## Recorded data
=======
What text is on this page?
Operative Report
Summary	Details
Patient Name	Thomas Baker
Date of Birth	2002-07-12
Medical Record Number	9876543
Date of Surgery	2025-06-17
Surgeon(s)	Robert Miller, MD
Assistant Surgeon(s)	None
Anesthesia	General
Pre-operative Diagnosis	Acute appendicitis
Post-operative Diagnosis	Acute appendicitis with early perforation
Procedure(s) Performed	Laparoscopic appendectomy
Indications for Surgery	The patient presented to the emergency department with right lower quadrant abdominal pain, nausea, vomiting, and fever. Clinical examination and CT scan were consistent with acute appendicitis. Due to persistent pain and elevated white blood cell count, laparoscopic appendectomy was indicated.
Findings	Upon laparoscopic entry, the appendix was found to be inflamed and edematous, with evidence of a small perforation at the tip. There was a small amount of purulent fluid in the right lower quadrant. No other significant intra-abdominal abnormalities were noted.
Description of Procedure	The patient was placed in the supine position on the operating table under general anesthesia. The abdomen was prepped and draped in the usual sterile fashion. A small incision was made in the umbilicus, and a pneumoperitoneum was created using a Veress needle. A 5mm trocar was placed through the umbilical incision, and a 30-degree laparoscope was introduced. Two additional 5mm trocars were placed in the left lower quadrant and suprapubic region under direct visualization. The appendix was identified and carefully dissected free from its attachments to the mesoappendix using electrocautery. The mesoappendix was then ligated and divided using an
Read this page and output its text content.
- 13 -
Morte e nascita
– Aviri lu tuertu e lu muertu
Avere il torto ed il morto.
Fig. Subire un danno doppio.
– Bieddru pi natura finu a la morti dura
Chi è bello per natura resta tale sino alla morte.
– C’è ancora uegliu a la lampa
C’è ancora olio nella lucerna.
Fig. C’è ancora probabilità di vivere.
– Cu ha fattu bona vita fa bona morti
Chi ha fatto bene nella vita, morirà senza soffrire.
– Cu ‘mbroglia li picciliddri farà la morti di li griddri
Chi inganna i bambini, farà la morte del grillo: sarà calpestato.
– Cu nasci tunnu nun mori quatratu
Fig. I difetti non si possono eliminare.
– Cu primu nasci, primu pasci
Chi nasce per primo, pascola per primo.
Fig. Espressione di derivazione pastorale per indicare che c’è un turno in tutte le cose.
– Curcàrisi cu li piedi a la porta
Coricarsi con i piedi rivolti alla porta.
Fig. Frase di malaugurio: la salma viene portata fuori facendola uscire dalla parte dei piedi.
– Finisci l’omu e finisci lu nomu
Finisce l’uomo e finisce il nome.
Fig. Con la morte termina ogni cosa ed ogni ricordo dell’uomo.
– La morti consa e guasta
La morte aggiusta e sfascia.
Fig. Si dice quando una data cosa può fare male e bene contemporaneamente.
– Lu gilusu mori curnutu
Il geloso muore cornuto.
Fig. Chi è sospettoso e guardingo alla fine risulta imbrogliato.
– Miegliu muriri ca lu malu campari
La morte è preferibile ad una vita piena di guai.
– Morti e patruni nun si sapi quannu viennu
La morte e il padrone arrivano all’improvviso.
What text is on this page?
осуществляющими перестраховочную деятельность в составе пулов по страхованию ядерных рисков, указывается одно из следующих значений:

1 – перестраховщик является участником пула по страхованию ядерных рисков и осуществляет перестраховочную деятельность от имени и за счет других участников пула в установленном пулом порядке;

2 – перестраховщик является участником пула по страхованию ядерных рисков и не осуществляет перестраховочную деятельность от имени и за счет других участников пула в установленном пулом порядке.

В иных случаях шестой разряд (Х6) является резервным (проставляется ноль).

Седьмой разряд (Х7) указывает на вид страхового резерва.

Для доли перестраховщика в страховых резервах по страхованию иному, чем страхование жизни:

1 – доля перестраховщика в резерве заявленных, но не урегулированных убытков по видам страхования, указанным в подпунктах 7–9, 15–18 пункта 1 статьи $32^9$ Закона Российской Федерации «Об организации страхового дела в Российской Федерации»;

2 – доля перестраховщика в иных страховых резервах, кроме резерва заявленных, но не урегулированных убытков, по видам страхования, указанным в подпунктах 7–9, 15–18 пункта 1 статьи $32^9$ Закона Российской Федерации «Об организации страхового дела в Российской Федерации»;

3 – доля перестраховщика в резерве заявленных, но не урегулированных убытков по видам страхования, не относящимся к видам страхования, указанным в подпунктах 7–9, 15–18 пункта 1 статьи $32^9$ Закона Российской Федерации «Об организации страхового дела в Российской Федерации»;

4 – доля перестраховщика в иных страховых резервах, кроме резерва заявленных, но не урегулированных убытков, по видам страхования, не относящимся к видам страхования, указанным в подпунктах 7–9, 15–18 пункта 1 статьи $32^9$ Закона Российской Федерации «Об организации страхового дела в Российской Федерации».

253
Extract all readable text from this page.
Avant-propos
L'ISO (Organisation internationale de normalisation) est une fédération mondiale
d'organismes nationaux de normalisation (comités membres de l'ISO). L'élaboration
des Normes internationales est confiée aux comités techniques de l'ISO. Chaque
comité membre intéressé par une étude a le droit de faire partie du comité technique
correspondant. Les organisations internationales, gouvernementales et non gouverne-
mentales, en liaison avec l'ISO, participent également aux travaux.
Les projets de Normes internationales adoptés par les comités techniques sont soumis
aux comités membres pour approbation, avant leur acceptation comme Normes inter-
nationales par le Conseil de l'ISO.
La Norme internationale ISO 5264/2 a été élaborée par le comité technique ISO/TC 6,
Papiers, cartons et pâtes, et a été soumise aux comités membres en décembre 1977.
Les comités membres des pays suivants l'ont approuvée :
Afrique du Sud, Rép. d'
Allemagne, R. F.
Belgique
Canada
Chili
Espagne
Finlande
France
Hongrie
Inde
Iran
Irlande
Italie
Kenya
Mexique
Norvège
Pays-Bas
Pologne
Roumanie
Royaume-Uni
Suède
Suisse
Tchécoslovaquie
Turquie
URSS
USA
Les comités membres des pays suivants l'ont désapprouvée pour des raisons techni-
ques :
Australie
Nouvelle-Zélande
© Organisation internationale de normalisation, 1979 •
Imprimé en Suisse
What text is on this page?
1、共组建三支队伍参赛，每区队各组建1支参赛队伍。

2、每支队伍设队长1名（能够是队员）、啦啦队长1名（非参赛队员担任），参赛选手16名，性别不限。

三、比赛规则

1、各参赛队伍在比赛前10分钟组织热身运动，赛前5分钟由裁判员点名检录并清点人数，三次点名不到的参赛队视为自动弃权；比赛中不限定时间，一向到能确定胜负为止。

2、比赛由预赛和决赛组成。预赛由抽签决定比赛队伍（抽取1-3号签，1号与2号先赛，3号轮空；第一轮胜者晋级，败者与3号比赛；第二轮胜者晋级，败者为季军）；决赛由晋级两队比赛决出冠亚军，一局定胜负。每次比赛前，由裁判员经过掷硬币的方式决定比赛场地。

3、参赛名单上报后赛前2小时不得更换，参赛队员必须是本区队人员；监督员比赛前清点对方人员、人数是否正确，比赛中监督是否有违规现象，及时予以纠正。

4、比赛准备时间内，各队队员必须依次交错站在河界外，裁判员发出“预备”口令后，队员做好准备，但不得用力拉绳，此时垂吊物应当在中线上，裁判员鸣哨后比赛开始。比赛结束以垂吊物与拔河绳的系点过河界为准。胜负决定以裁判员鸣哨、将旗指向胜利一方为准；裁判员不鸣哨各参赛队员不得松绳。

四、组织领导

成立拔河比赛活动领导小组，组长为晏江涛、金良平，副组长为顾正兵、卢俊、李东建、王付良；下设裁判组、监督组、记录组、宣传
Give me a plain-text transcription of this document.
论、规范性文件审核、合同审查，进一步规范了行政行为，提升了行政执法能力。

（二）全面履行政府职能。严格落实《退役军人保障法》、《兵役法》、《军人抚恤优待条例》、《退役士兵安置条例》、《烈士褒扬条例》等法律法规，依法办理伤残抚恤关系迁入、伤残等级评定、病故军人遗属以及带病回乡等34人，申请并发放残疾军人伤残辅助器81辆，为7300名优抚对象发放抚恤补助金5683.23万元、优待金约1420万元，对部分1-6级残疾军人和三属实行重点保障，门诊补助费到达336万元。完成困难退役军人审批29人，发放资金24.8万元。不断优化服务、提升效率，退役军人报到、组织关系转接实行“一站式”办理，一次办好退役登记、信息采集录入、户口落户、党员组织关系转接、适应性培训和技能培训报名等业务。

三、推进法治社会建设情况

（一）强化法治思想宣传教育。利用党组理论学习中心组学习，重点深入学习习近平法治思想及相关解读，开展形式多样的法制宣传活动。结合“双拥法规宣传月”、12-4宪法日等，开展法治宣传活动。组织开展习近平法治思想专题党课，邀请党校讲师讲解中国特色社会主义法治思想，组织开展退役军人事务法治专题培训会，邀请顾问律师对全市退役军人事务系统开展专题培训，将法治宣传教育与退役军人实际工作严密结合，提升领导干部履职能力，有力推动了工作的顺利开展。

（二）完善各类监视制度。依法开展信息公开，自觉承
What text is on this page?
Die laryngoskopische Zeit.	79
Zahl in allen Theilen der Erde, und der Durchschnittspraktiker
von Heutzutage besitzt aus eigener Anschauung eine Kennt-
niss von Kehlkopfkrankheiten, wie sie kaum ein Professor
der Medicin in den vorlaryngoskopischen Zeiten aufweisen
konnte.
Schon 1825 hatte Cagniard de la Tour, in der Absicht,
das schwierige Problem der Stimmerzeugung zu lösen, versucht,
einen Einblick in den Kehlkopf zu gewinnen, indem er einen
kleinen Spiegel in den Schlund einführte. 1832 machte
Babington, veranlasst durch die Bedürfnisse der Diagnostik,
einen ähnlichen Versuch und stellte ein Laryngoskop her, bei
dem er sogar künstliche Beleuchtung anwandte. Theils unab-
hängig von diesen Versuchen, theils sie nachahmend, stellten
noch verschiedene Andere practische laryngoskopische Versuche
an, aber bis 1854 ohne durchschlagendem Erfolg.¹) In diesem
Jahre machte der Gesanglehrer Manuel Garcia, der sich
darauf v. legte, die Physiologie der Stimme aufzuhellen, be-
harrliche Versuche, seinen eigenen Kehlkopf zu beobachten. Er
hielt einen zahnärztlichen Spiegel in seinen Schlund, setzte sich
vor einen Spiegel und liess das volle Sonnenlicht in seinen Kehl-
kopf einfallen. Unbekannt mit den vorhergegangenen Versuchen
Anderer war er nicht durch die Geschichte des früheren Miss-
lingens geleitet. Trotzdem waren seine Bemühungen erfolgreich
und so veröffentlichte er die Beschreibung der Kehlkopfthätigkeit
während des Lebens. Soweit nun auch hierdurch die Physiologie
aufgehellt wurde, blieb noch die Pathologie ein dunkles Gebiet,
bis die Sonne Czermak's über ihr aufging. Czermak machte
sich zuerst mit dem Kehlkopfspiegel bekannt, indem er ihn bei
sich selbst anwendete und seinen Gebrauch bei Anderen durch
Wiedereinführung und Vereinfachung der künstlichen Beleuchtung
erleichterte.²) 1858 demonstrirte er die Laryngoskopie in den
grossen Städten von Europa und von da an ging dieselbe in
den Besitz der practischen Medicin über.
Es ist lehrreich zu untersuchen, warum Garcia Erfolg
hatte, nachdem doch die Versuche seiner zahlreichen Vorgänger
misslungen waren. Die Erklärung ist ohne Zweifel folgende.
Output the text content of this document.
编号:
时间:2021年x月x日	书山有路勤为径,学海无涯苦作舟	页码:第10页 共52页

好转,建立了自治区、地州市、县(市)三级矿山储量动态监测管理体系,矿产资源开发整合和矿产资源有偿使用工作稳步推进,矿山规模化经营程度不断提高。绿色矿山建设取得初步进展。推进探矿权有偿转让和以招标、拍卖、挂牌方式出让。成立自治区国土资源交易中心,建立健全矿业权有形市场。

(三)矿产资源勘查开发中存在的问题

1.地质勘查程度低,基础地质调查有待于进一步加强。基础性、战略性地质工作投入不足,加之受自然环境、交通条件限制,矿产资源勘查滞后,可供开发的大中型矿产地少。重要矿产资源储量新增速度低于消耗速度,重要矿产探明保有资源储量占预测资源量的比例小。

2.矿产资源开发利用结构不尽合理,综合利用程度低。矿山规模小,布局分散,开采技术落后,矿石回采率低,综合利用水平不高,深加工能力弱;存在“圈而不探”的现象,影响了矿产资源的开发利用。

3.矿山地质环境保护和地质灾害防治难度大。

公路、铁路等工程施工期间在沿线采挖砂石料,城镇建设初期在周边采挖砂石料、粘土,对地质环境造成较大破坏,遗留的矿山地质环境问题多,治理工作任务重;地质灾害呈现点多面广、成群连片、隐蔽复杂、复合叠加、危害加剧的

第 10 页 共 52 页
=======
Which lines of the material contain the string "piedi"? List each of them.

## IN RESPONSE
– Curcàrisi cu li piedi a la porta
Coricarsi con i piedi rivolti alla porta.
Fig. Frase di malaugurio: la salma viene portata fuori facendola uscire dalla parte dei piedi.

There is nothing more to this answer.